- [Given task]: Transcribe the listing that follows in full, omitting pictures.

───── Task data ─────

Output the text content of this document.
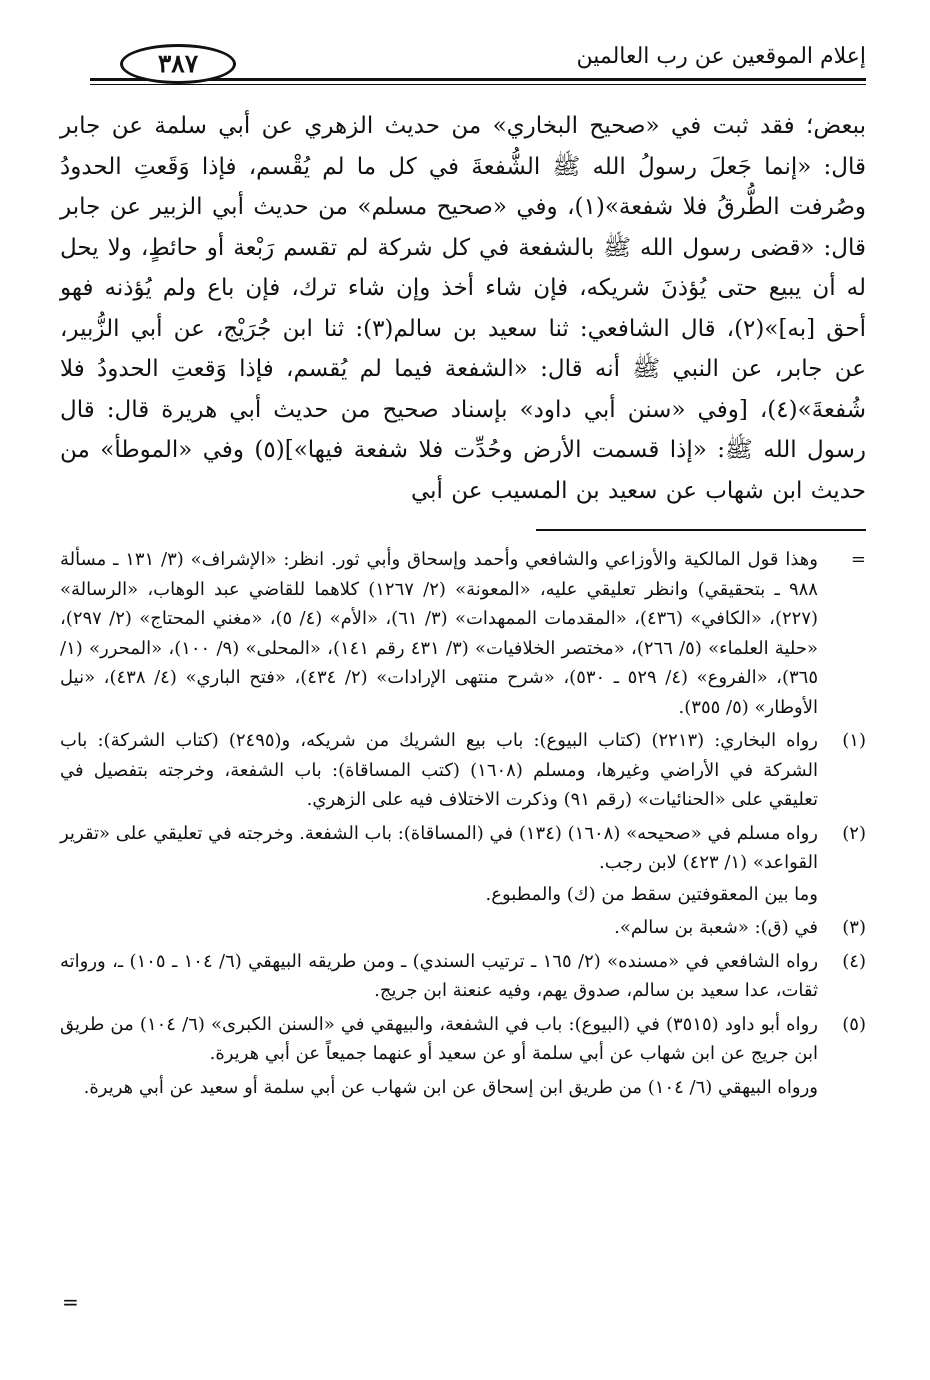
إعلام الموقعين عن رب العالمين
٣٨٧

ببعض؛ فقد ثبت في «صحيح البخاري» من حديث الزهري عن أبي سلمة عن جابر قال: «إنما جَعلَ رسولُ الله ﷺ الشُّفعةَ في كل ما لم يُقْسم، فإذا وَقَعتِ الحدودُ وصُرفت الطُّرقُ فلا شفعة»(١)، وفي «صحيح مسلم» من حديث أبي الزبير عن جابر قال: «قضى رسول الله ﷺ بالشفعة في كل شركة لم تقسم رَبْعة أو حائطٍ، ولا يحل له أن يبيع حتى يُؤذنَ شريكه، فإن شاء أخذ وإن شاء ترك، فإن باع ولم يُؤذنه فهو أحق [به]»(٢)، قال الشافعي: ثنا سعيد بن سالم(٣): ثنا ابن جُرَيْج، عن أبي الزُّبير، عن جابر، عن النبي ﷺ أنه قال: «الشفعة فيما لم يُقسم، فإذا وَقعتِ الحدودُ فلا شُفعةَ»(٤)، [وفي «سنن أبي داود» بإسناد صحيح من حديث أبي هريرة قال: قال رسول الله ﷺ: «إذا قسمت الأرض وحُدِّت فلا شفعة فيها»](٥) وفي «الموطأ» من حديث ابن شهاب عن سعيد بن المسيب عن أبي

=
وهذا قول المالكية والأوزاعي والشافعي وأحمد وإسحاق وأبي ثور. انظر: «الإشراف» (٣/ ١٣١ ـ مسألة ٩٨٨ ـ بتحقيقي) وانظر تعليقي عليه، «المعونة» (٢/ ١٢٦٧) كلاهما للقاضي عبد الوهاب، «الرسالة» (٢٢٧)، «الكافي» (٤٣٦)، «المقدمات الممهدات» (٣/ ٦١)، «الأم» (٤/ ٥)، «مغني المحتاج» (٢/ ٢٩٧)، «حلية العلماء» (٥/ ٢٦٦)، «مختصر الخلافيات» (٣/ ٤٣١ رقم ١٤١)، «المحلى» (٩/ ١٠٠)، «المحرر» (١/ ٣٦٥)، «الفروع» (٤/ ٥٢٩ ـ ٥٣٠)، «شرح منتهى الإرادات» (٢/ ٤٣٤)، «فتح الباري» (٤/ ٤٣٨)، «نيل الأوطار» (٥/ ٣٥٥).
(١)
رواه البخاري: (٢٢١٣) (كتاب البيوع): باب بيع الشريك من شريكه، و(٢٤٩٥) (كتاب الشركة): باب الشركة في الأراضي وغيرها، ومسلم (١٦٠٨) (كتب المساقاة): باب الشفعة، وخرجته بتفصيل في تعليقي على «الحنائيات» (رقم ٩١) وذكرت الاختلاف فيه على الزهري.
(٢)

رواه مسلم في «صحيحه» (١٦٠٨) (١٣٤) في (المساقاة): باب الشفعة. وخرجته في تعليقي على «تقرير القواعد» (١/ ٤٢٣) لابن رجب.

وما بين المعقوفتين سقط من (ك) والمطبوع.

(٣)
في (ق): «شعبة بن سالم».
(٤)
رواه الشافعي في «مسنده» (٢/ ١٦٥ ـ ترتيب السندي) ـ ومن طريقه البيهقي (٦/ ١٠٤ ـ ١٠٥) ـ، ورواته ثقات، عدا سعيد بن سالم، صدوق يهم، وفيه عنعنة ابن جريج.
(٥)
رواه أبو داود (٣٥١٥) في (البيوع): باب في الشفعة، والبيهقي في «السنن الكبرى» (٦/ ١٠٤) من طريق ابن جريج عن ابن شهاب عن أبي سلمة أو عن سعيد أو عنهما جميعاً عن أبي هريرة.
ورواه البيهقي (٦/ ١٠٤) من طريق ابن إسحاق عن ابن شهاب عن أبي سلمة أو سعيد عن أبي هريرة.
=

─────

- [Exercise result]:
Output the text content of this document.
إعلام الموقعين عن رب العالمين
٣٨٧

ببعض؛ فقد ثبت في «صحيح البخاري» من حديث الزهري عن أبي سلمة عن جابر قال: «إنما جَعلَ رسولُ الله ﷺ الشُّفعةَ في كل ما لم يُقْسم، فإذا وَقَعتِ الحدودُ وصُرفت الطُّرقُ فلا شفعة»(١)، وفي «صحيح مسلم» من حديث أبي الزبير عن جابر قال: «قضى رسول الله ﷺ بالشفعة في كل شركة لم تقسم رَبْعة أو حائطٍ، ولا يحل له أن يبيع حتى يُؤذنَ شريكه، فإن شاء أخذ وإن شاء ترك، فإن باع ولم يُؤذنه فهو أحق [به]»(٢)، قال الشافعي: ثنا سعيد بن سالم(٣): ثنا ابن جُرَيْج، عن أبي الزُّبير، عن جابر، عن النبي ﷺ أنه قال: «الشفعة فيما لم يُقسم، فإذا وَقعتِ الحدودُ فلا شُفعةَ»(٤)، [وفي «سنن أبي داود» بإسناد صحيح من حديث أبي هريرة قال: قال رسول الله ﷺ: «إذا قسمت الأرض وحُدِّت فلا شفعة فيها»](٥) وفي «الموطأ» من حديث ابن شهاب عن سعيد بن المسيب عن أبي

=
وهذا قول المالكية والأوزاعي والشافعي وأحمد وإسحاق وأبي ثور. انظر: «الإشراف» (٣/ ١٣١ ـ مسألة ٩٨٨ ـ بتحقيقي) وانظر تعليقي عليه، «المعونة» (٢/ ١٢٦٧) كلاهما للقاضي عبد الوهاب، «الرسالة» (٢٢٧)، «الكافي» (٤٣٦)، «المقدمات الممهدات» (٣/ ٦١)، «الأم» (٤/ ٥)، «مغني المحتاج» (٢/ ٢٩٧)، «حلية العلماء» (٥/ ٢٦٦)، «مختصر الخلافيات» (٣/ ٤٣١ رقم ١٤١)، «المحلى» (٩/ ١٠٠)، «المحرر» (١/ ٣٦٥)، «الفروع» (٤/ ٥٢٩ ـ ٥٣٠)، «شرح منتهى الإرادات» (٢/ ٤٣٤)، «فتح الباري» (٤/ ٤٣٨)، «نيل الأوطار» (٥/ ٣٥٥).
(١)
رواه البخاري: (٢٢١٣) (كتاب البيوع): باب بيع الشريك من شريكه، و(٢٤٩٥) (كتاب الشركة): باب الشركة في الأراضي وغيرها، ومسلم (١٦٠٨) (كتب المساقاة): باب الشفعة، وخرجته بتفصيل في تعليقي على «الحنائيات» (رقم ٩١) وذكرت الاختلاف فيه على الزهري.
(٢)

رواه مسلم في «صحيحه» (١٦٠٨) (١٣٤) في (المساقاة): باب الشفعة. وخرجته في تعليقي على «تقرير القواعد» (١/ ٤٢٣) لابن رجب.

وما بين المعقوفتين سقط من (ك) والمطبوع.

(٣)
في (ق): «شعبة بن سالم».
(٤)
رواه الشافعي في «مسنده» (٢/ ١٦٥ ـ ترتيب السندي) ـ ومن طريقه البيهقي (٦/ ١٠٤ ـ ١٠٥) ـ، ورواته ثقات، عدا سعيد بن سالم، صدوق يهم، وفيه عنعنة ابن جريج.
(٥)
رواه أبو داود (٣٥١٥) في (البيوع): باب في الشفعة، والبيهقي في «السنن الكبرى» (٦/ ١٠٤) من طريق ابن جريج عن ابن شهاب عن أبي سلمة أو عن سعيد أو عنهما جميعاً عن أبي هريرة.
ورواه البيهقي (٦/ ١٠٤) من طريق ابن إسحاق عن ابن شهاب عن أبي سلمة أو سعيد عن أبي هريرة.
=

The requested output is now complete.